-- What needs to be done --
Pull out every line in the data that has the string "content" in it.

-- Input for this task --
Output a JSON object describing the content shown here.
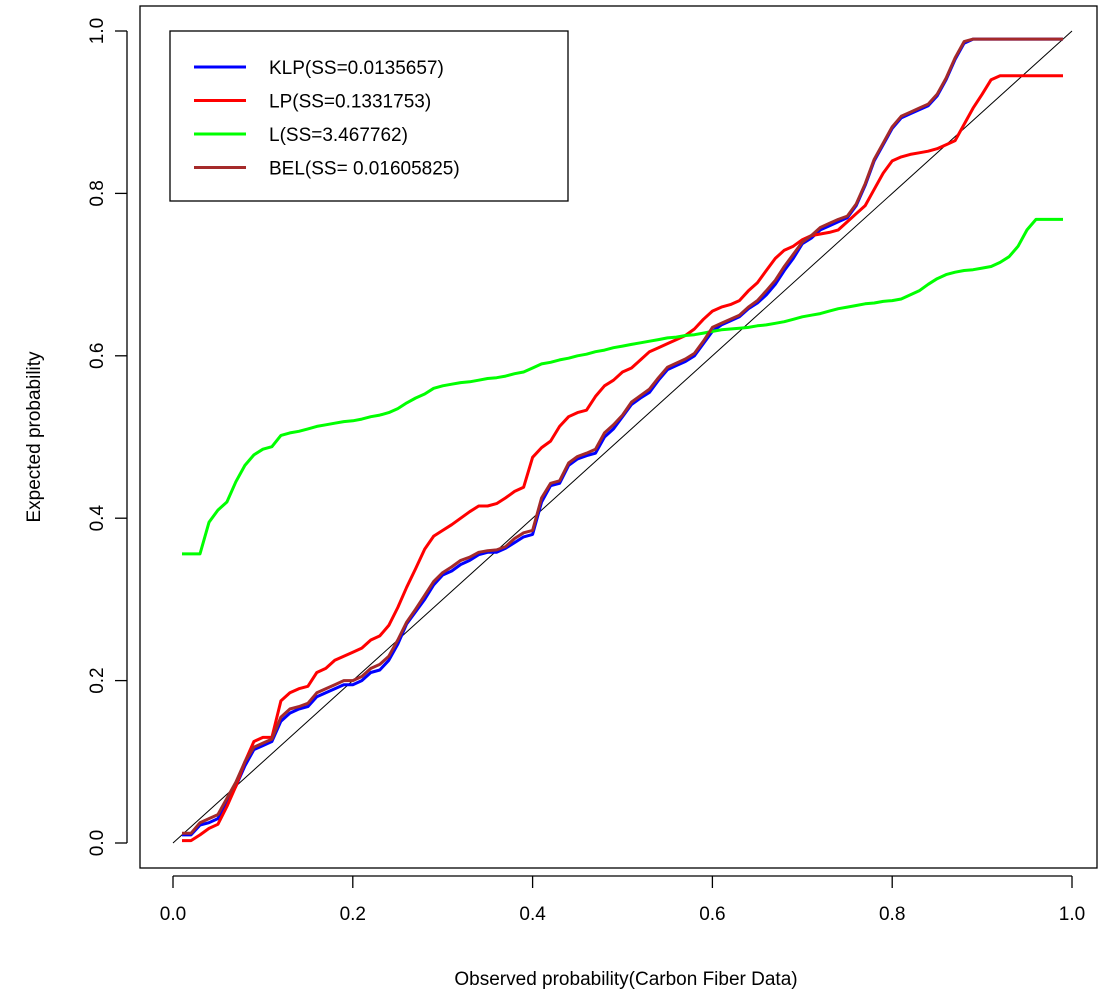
{
  "chart_data": {
    "type": "line",
    "title": "",
    "xlabel": "Observed probability(Carbon Fiber Data)",
    "ylabel": "Expected probability",
    "xlim": [
      0.0,
      1.0
    ],
    "ylim": [
      0.0,
      1.0
    ],
    "xticks": [
      "0.0",
      "0.2",
      "0.4",
      "0.6",
      "0.8",
      "1.0"
    ],
    "yticks": [
      "0.0",
      "0.2",
      "0.4",
      "0.6",
      "0.8",
      "1.0"
    ],
    "grid": false,
    "legend_position": "top-left",
    "reference_line": {
      "x": [
        0.0,
        1.0
      ],
      "y": [
        0.0,
        1.0
      ],
      "color": "#000000"
    },
    "x": [
      0.01,
      0.02,
      0.03,
      0.04,
      0.05,
      0.06,
      0.07,
      0.08,
      0.09,
      0.1,
      0.11,
      0.12,
      0.13,
      0.14,
      0.15,
      0.16,
      0.17,
      0.18,
      0.19,
      0.2,
      0.21,
      0.22,
      0.23,
      0.24,
      0.25,
      0.26,
      0.27,
      0.28,
      0.29,
      0.3,
      0.31,
      0.32,
      0.33,
      0.34,
      0.35,
      0.36,
      0.37,
      0.38,
      0.39,
      0.4,
      0.41,
      0.42,
      0.43,
      0.44,
      0.45,
      0.46,
      0.47,
      0.48,
      0.49,
      0.5,
      0.51,
      0.52,
      0.53,
      0.54,
      0.55,
      0.56,
      0.57,
      0.58,
      0.59,
      0.6,
      0.61,
      0.62,
      0.63,
      0.64,
      0.65,
      0.66,
      0.67,
      0.68,
      0.69,
      0.7,
      0.71,
      0.72,
      0.73,
      0.74,
      0.75,
      0.76,
      0.77,
      0.78,
      0.79,
      0.8,
      0.81,
      0.82,
      0.83,
      0.84,
      0.85,
      0.86,
      0.87,
      0.88,
      0.89,
      0.9,
      0.91,
      0.92,
      0.93,
      0.94,
      0.95,
      0.96,
      0.97,
      0.98,
      0.99
    ],
    "series": [
      {
        "name": "KLP(SS=0.0135657)",
        "color": "#0000FF",
        "values": [
          0.01,
          0.01,
          0.022,
          0.025,
          0.03,
          0.05,
          0.07,
          0.095,
          0.115,
          0.12,
          0.125,
          0.15,
          0.16,
          0.165,
          0.168,
          0.18,
          0.185,
          0.19,
          0.195,
          0.195,
          0.2,
          0.21,
          0.213,
          0.225,
          0.245,
          0.27,
          0.285,
          0.3,
          0.318,
          0.33,
          0.335,
          0.343,
          0.348,
          0.355,
          0.358,
          0.358,
          0.363,
          0.37,
          0.377,
          0.38,
          0.42,
          0.44,
          0.443,
          0.465,
          0.473,
          0.477,
          0.48,
          0.5,
          0.51,
          0.525,
          0.54,
          0.548,
          0.555,
          0.57,
          0.583,
          0.588,
          0.593,
          0.6,
          0.615,
          0.63,
          0.638,
          0.643,
          0.648,
          0.658,
          0.665,
          0.675,
          0.688,
          0.705,
          0.72,
          0.738,
          0.745,
          0.755,
          0.76,
          0.765,
          0.77,
          0.785,
          0.81,
          0.84,
          0.86,
          0.88,
          0.893,
          0.898,
          0.903,
          0.908,
          0.92,
          0.94,
          0.965,
          0.985,
          0.99,
          0.99,
          0.99,
          0.99,
          0.99,
          0.99,
          0.99,
          0.99,
          0.99,
          0.99,
          0.99
        ]
      },
      {
        "name": "LP(SS=0.1331753)",
        "color": "#FF0000",
        "values": [
          0.003,
          0.003,
          0.01,
          0.018,
          0.023,
          0.045,
          0.07,
          0.1,
          0.125,
          0.13,
          0.13,
          0.175,
          0.185,
          0.19,
          0.193,
          0.21,
          0.215,
          0.225,
          0.23,
          0.235,
          0.24,
          0.25,
          0.255,
          0.268,
          0.29,
          0.315,
          0.338,
          0.362,
          0.378,
          0.385,
          0.392,
          0.4,
          0.408,
          0.415,
          0.415,
          0.418,
          0.425,
          0.433,
          0.438,
          0.475,
          0.487,
          0.495,
          0.513,
          0.525,
          0.53,
          0.533,
          0.55,
          0.563,
          0.57,
          0.58,
          0.585,
          0.595,
          0.605,
          0.61,
          0.615,
          0.62,
          0.625,
          0.633,
          0.645,
          0.655,
          0.66,
          0.663,
          0.668,
          0.68,
          0.69,
          0.705,
          0.72,
          0.73,
          0.735,
          0.743,
          0.748,
          0.75,
          0.752,
          0.755,
          0.765,
          0.775,
          0.785,
          0.805,
          0.825,
          0.84,
          0.845,
          0.848,
          0.85,
          0.852,
          0.855,
          0.86,
          0.865,
          0.885,
          0.905,
          0.922,
          0.94,
          0.945,
          0.945,
          0.945,
          0.945,
          0.945,
          0.945,
          0.945,
          0.945
        ]
      },
      {
        "name": "L(SS=3.467762)",
        "color": "#00FF00",
        "values": [
          0.356,
          0.356,
          0.356,
          0.395,
          0.41,
          0.42,
          0.445,
          0.465,
          0.478,
          0.485,
          0.488,
          0.502,
          0.505,
          0.507,
          0.51,
          0.513,
          0.515,
          0.517,
          0.519,
          0.52,
          0.522,
          0.525,
          0.527,
          0.53,
          0.535,
          0.542,
          0.548,
          0.553,
          0.56,
          0.563,
          0.565,
          0.567,
          0.568,
          0.57,
          0.572,
          0.573,
          0.575,
          0.578,
          0.58,
          0.585,
          0.59,
          0.592,
          0.595,
          0.597,
          0.6,
          0.602,
          0.605,
          0.607,
          0.61,
          0.612,
          0.614,
          0.616,
          0.618,
          0.62,
          0.622,
          0.623,
          0.625,
          0.626,
          0.628,
          0.63,
          0.632,
          0.633,
          0.634,
          0.635,
          0.637,
          0.638,
          0.64,
          0.642,
          0.645,
          0.648,
          0.65,
          0.652,
          0.655,
          0.658,
          0.66,
          0.662,
          0.664,
          0.665,
          0.667,
          0.668,
          0.67,
          0.675,
          0.68,
          0.688,
          0.695,
          0.7,
          0.703,
          0.705,
          0.706,
          0.708,
          0.71,
          0.715,
          0.722,
          0.735,
          0.755,
          0.768,
          0.768,
          0.768,
          0.768
        ]
      },
      {
        "name": "BEL(SS= 0.01605825)",
        "color": "#A52A2A",
        "values": [
          0.012,
          0.012,
          0.025,
          0.03,
          0.035,
          0.055,
          0.075,
          0.1,
          0.118,
          0.123,
          0.128,
          0.155,
          0.165,
          0.168,
          0.172,
          0.185,
          0.19,
          0.195,
          0.2,
          0.2,
          0.205,
          0.215,
          0.22,
          0.23,
          0.25,
          0.272,
          0.288,
          0.305,
          0.322,
          0.333,
          0.34,
          0.348,
          0.352,
          0.358,
          0.36,
          0.361,
          0.365,
          0.375,
          0.382,
          0.385,
          0.425,
          0.443,
          0.446,
          0.468,
          0.476,
          0.48,
          0.485,
          0.505,
          0.515,
          0.527,
          0.543,
          0.551,
          0.559,
          0.573,
          0.586,
          0.591,
          0.596,
          0.603,
          0.618,
          0.635,
          0.64,
          0.645,
          0.65,
          0.66,
          0.668,
          0.68,
          0.693,
          0.71,
          0.725,
          0.74,
          0.748,
          0.758,
          0.763,
          0.768,
          0.772,
          0.787,
          0.812,
          0.842,
          0.862,
          0.882,
          0.895,
          0.9,
          0.905,
          0.91,
          0.922,
          0.942,
          0.967,
          0.987,
          0.99,
          0.99,
          0.99,
          0.99,
          0.99,
          0.99,
          0.99,
          0.99,
          0.99,
          0.99,
          0.99
        ]
      }
    ]
  }
}
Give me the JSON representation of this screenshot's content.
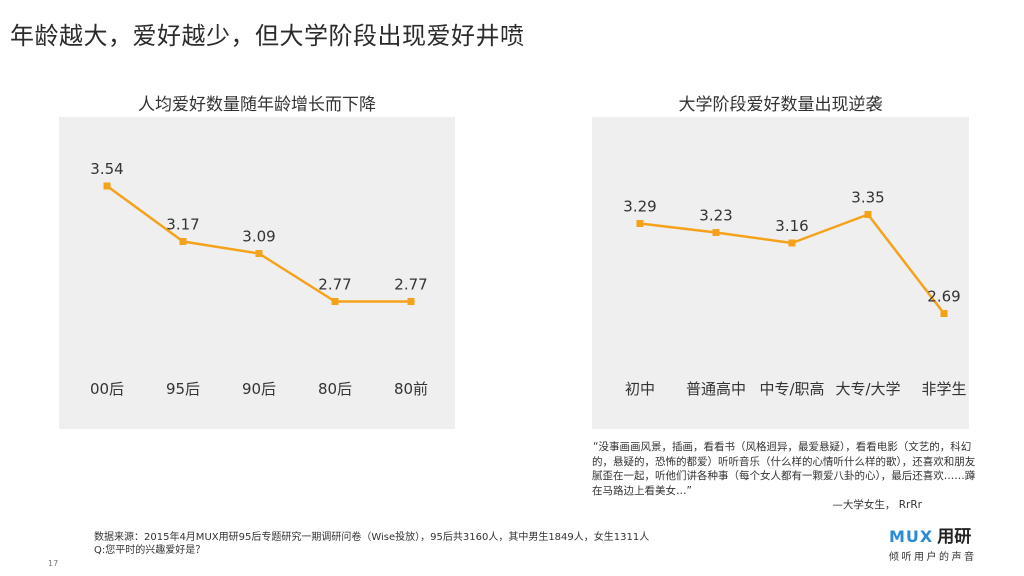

-- Output --
Output a JSON object describing the content shown here.
Give me the JSON representation of this screenshot's content.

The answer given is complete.